TASK DIRECTIONS: What lines of the data include the string "JSON"? Copy them all.

Items from a dataset

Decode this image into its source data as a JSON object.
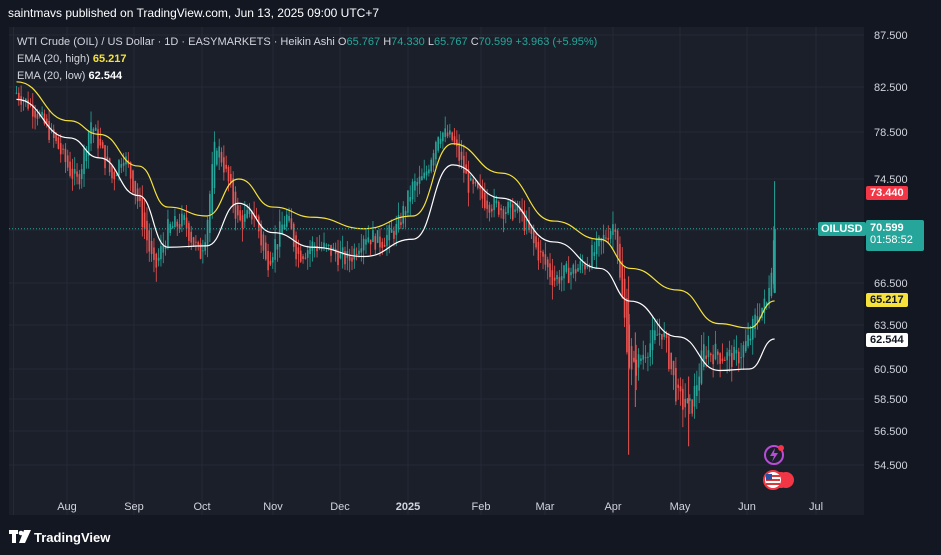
{
  "header": {
    "published": "saintmavs published on TradingView.com, Jun 13, 2025 09:00 UTC+7"
  },
  "legend": {
    "symbol": "WTI Crude (OIL) / US Dollar · 1D · EASYMARKETS · Heikin Ashi",
    "o_label": "O",
    "o_value": "65.767",
    "h_label": "H",
    "h_value": "74.330",
    "l_label": "L",
    "l_value": "65.767",
    "c_label": "C",
    "c_value": "70.599",
    "change": "+3.963 (+5.95%)",
    "ema_high_label": "EMA (20, high)",
    "ema_high_value": "65.217",
    "ema_low_label": "EMA (20, low)",
    "ema_low_value": "62.544"
  },
  "price_badges": {
    "high": "73.440",
    "symbol_tag": "OILUSD",
    "last": "70.599",
    "countdown": "01:58:52",
    "ema_high": "65.217",
    "ema_low": "62.544"
  },
  "colors": {
    "up": "#26a69a",
    "down": "#ef5350",
    "ema_high": "#f6e23b",
    "ema_low": "#ffffff",
    "background": "#1b1f2a",
    "last_price": "#26a69a",
    "high_badge": "#f23645"
  },
  "footer": {
    "brand": "TradingView"
  },
  "icons": [
    "tradingview-logo-icon",
    "lightning-event-icon",
    "us-flag-event-icon"
  ],
  "chart_data": {
    "type": "candlestick",
    "style": "Heikin Ashi",
    "symbol": "WTI Crude (OIL) / US Dollar",
    "timeframe": "1D",
    "y_ticks": [
      "87.500",
      "82.500",
      "78.500",
      "74.500",
      "70.500",
      "66.500",
      "63.500",
      "60.500",
      "58.500",
      "56.500",
      "54.500"
    ],
    "x_ticks": [
      "Aug",
      "Sep",
      "Oct",
      "Nov",
      "Dec",
      "2025",
      "Feb",
      "Mar",
      "Apr",
      "May",
      "Jun",
      "Jul"
    ],
    "ylim": [
      53.2,
      88.5
    ],
    "last_price": 70.599,
    "high_marker": 73.44,
    "ema_high_last": 65.217,
    "ema_low_last": 62.544,
    "close_path": [
      [
        "Jul 15",
        82.0
      ],
      [
        "Jul 22",
        80.2
      ],
      [
        "Jul 29",
        77.2
      ],
      [
        "Aug 02",
        75.3
      ],
      [
        "Aug 06",
        74.2
      ],
      [
        "Aug 12",
        79.5
      ],
      [
        "Aug 16",
        77.3
      ],
      [
        "Aug 22",
        74.5
      ],
      [
        "Aug 27",
        76.8
      ],
      [
        "Sep 03",
        72.6
      ],
      [
        "Sep 10",
        67.3
      ],
      [
        "Sep 16",
        70.6
      ],
      [
        "Sep 23",
        71.2
      ],
      [
        "Sep 30",
        68.5
      ],
      [
        "Oct 03",
        70.8
      ],
      [
        "Oct 07",
        77.9
      ],
      [
        "Oct 11",
        75.3
      ],
      [
        "Oct 17",
        71.0
      ],
      [
        "Oct 24",
        71.9
      ],
      [
        "Oct 29",
        67.9
      ],
      [
        "Nov 07",
        71.6
      ],
      [
        "Nov 12",
        68.6
      ],
      [
        "Nov 19",
        69.4
      ],
      [
        "Nov 27",
        68.9
      ],
      [
        "Dec 05",
        68.2
      ],
      [
        "Dec 12",
        70.3
      ],
      [
        "Dec 19",
        69.6
      ],
      [
        "Dec 27",
        70.6
      ],
      [
        "Jan 03",
        73.9
      ],
      [
        "Jan 08",
        74.6
      ],
      [
        "Jan 14",
        78.7
      ],
      [
        "Jan 20",
        77.8
      ],
      [
        "Jan 27",
        73.9
      ],
      [
        "Feb 03",
        72.8
      ],
      [
        "Feb 10",
        72.2
      ],
      [
        "Feb 18",
        71.9
      ],
      [
        "Feb 24",
        69.4
      ],
      [
        "Mar 05",
        66.8
      ],
      [
        "Mar 12",
        67.3
      ],
      [
        "Mar 19",
        67.9
      ],
      [
        "Mar 26",
        69.4
      ],
      [
        "Apr 02",
        71.2
      ],
      [
        "Apr 04",
        66.8
      ],
      [
        "Apr 09",
        60.0
      ],
      [
        "Apr 16",
        62.0
      ],
      [
        "Apr 23",
        63.2
      ],
      [
        "Apr 30",
        58.5
      ],
      [
        "May 06",
        57.8
      ],
      [
        "May 12",
        61.8
      ],
      [
        "May 19",
        61.5
      ],
      [
        "May 27",
        61.2
      ],
      [
        "Jun 02",
        62.5
      ],
      [
        "Jun 06",
        64.6
      ],
      [
        "Jun 10",
        65.0
      ],
      [
        "Jun 11",
        67.8
      ],
      [
        "Jun 12",
        68.2
      ],
      [
        "Jun 13",
        70.6
      ]
    ],
    "ema_high_path": [
      [
        "Jul 15",
        83.0
      ],
      [
        "Aug 02",
        79.5
      ],
      [
        "Aug 16",
        78.3
      ],
      [
        "Sep 03",
        75.6
      ],
      [
        "Sep 16",
        72.3
      ],
      [
        "Oct 03",
        71.6
      ],
      [
        "Oct 17",
        74.5
      ],
      [
        "Nov 01",
        72.3
      ],
      [
        "Nov 19",
        71.5
      ],
      [
        "Dec 12",
        70.6
      ],
      [
        "Jan 03",
        71.6
      ],
      [
        "Jan 20",
        77.5
      ],
      [
        "Feb 10",
        75.0
      ],
      [
        "Mar 05",
        71.2
      ],
      [
        "Mar 26",
        69.8
      ],
      [
        "Apr 09",
        67.6
      ],
      [
        "Apr 30",
        66.0
      ],
      [
        "May 19",
        63.6
      ],
      [
        "Jun 02",
        63.3
      ],
      [
        "Jun 13",
        65.217
      ]
    ],
    "ema_low_path": [
      [
        "Jul 15",
        81.4
      ],
      [
        "Aug 02",
        78.0
      ],
      [
        "Aug 16",
        76.3
      ],
      [
        "Sep 03",
        73.2
      ],
      [
        "Sep 16",
        69.2
      ],
      [
        "Oct 03",
        69.3
      ],
      [
        "Oct 17",
        72.6
      ],
      [
        "Nov 01",
        70.3
      ],
      [
        "Nov 19",
        69.2
      ],
      [
        "Dec 12",
        68.5
      ],
      [
        "Jan 03",
        69.8
      ],
      [
        "Jan 20",
        75.7
      ],
      [
        "Feb 10",
        73.0
      ],
      [
        "Mar 05",
        69.6
      ],
      [
        "Mar 26",
        67.6
      ],
      [
        "Apr 09",
        65.2
      ],
      [
        "Apr 30",
        62.7
      ],
      [
        "May 19",
        60.4
      ],
      [
        "Jun 02",
        60.5
      ],
      [
        "Jun 13",
        62.544
      ]
    ]
  }
}
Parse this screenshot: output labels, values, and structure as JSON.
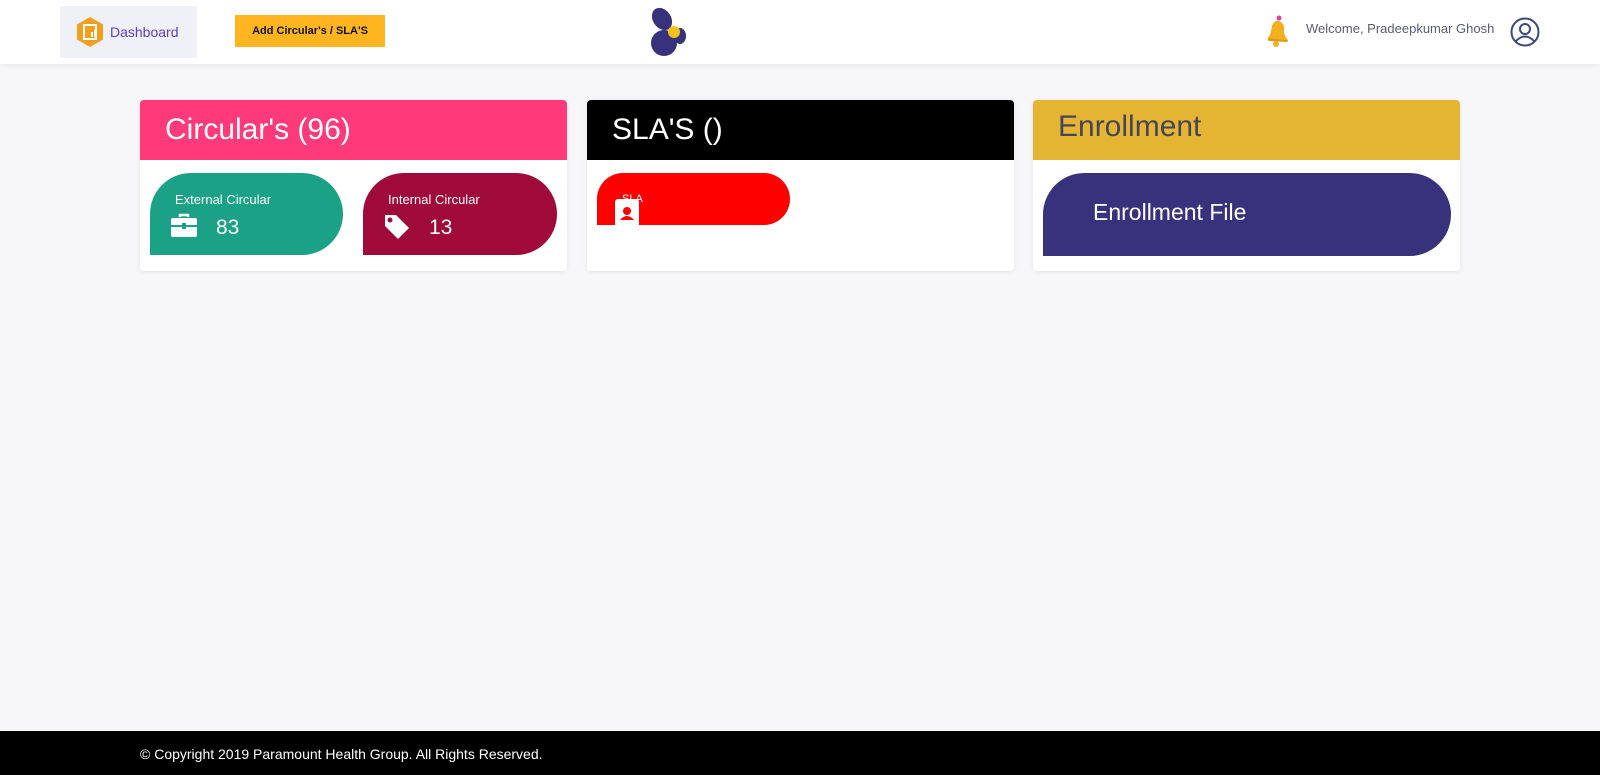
{
  "header": {
    "dashboard_label": "Dashboard",
    "add_button_label": "Add Circular's / SLA'S",
    "welcome_text": "Welcome, Pradeepkumar Ghosh"
  },
  "cards": {
    "circulars": {
      "title": "Circular's (96)",
      "color": "#ff3a7a",
      "tiles": [
        {
          "label": "External Circular",
          "value": "83",
          "icon": "briefcase-icon",
          "color": "#1ba186"
        },
        {
          "label": "Internal Circular",
          "value": "13",
          "icon": "tag-icon",
          "color": "#a00a3a"
        }
      ]
    },
    "slas": {
      "title": "SLA'S ()",
      "color": "#000000",
      "tile": {
        "label": "SLA",
        "icon": "user-badge-icon",
        "color": "#ff0000"
      }
    },
    "enrollment": {
      "title": "Enrollment",
      "color": "#e5b432",
      "tile": {
        "label": "Enrollment File",
        "color": "#38327c"
      }
    }
  },
  "footer": {
    "copyright": "© Copyright 2019 Paramount Health Group. All Rights Reserved."
  }
}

OUTPUT BELOW:
Decode this image into its source data as a JSON object.
Parse this screenshot: output labels, values, and structure as JSON.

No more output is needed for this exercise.